Data for processing —
#####

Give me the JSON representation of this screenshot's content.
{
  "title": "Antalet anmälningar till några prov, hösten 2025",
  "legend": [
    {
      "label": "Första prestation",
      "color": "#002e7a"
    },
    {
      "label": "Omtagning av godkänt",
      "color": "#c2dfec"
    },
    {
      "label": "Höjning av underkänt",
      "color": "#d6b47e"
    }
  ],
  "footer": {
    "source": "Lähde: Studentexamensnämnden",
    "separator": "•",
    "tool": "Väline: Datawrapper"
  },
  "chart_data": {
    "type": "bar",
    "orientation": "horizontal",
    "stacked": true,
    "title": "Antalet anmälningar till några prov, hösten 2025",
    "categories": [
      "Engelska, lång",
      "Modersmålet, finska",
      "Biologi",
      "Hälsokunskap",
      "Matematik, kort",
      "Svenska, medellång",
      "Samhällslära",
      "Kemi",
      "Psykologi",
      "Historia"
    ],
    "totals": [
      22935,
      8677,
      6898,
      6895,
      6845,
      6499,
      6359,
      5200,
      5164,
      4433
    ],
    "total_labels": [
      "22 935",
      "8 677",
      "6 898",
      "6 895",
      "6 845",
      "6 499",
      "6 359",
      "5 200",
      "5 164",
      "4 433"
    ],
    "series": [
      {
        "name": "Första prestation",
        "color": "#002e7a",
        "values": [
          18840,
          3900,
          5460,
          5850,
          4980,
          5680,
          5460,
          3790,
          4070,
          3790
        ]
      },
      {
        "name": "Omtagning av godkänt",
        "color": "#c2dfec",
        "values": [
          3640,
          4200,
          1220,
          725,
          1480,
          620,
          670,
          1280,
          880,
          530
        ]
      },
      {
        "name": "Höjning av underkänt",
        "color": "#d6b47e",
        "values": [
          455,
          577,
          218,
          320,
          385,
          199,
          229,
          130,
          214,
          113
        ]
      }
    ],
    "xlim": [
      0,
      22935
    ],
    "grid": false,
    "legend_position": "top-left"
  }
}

#####

Request —
Using the data above, output each line exactly.

Solution —
Give me the JSON representation of this screenshot's content.
{
  "title": "Antalet anmälningar till några prov, hösten 2025",
  "legend": [
    {
      "label": "Första prestation",
      "color": "#002e7a"
    },
    {
      "label": "Omtagning av godkänt",
      "color": "#c2dfec"
    },
    {
      "label": "Höjning av underkänt",
      "color": "#d6b47e"
    }
  ],
  "footer": {
    "source": "Lähde: Studentexamensnämnden",
    "separator": "•",
    "tool": "Väline: Datawrapper"
  },
  "chart_data": {
    "type": "bar",
    "orientation": "horizontal",
    "stacked": true,
    "title": "Antalet anmälningar till några prov, hösten 2025",
    "categories": [
      "Engelska, lång",
      "Modersmålet, finska",
      "Biologi",
      "Hälsokunskap",
      "Matematik, kort",
      "Svenska, medellång",
      "Samhällslära",
      "Kemi",
      "Psykologi",
      "Historia"
    ],
    "totals": [
      22935,
      8677,
      6898,
      6895,
      6845,
      6499,
      6359,
      5200,
      5164,
      4433
    ],
    "total_labels": [
      "22 935",
      "8 677",
      "6 898",
      "6 895",
      "6 845",
      "6 499",
      "6 359",
      "5 200",
      "5 164",
      "4 433"
    ],
    "series": [
      {
        "name": "Första prestation",
        "color": "#002e7a",
        "values": [
          18840,
          3900,
          5460,
          5850,
          4980,
          5680,
          5460,
          3790,
          4070,
          3790
        ]
      },
      {
        "name": "Omtagning av godkänt",
        "color": "#c2dfec",
        "values": [
          3640,
          4200,
          1220,
          725,
          1480,
          620,
          670,
          1280,
          880,
          530
        ]
      },
      {
        "name": "Höjning av underkänt",
        "color": "#d6b47e",
        "values": [
          455,
          577,
          218,
          320,
          385,
          199,
          229,
          130,
          214,
          113
        ]
      }
    ],
    "xlim": [
      0,
      22935
    ],
    "grid": false,
    "legend_position": "top-left"
  }
}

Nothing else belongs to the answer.